## start

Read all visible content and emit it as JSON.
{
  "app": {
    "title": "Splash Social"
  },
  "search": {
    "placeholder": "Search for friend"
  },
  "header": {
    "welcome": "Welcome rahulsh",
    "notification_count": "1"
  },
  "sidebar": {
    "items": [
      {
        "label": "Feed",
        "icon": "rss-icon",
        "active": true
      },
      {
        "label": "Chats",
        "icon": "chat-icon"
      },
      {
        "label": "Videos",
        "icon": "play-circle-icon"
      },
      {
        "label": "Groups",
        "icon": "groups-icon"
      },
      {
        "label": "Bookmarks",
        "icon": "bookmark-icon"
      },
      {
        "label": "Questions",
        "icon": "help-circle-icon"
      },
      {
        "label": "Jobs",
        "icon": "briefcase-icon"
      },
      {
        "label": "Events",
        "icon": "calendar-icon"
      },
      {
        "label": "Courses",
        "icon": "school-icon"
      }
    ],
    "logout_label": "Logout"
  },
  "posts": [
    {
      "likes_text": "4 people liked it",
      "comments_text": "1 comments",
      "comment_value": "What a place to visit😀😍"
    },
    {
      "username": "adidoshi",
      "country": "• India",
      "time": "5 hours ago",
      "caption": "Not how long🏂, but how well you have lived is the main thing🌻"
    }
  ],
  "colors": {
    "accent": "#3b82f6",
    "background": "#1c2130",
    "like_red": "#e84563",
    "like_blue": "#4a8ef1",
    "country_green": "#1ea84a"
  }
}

## end

[PROBLEM REQUIREMENTS]: Transcribe the data above in full, exactly.

[OUTPUT]:
Read all visible content and emit it as JSON.
{
  "app": {
    "title": "Splash Social"
  },
  "search": {
    "placeholder": "Search for friend"
  },
  "header": {
    "welcome": "Welcome rahulsh",
    "notification_count": "1"
  },
  "sidebar": {
    "items": [
      {
        "label": "Feed",
        "icon": "rss-icon",
        "active": true
      },
      {
        "label": "Chats",
        "icon": "chat-icon"
      },
      {
        "label": "Videos",
        "icon": "play-circle-icon"
      },
      {
        "label": "Groups",
        "icon": "groups-icon"
      },
      {
        "label": "Bookmarks",
        "icon": "bookmark-icon"
      },
      {
        "label": "Questions",
        "icon": "help-circle-icon"
      },
      {
        "label": "Jobs",
        "icon": "briefcase-icon"
      },
      {
        "label": "Events",
        "icon": "calendar-icon"
      },
      {
        "label": "Courses",
        "icon": "school-icon"
      }
    ],
    "logout_label": "Logout"
  },
  "posts": [
    {
      "likes_text": "4 people liked it",
      "comments_text": "1 comments",
      "comment_value": "What a place to visit😀😍"
    },
    {
      "username": "adidoshi",
      "country": "• India",
      "time": "5 hours ago",
      "caption": "Not how long🏂, but how well you have lived is the main thing🌻"
    }
  ],
  "colors": {
    "accent": "#3b82f6",
    "background": "#1c2130",
    "like_red": "#e84563",
    "like_blue": "#4a8ef1",
    "country_green": "#1ea84a"
  }
}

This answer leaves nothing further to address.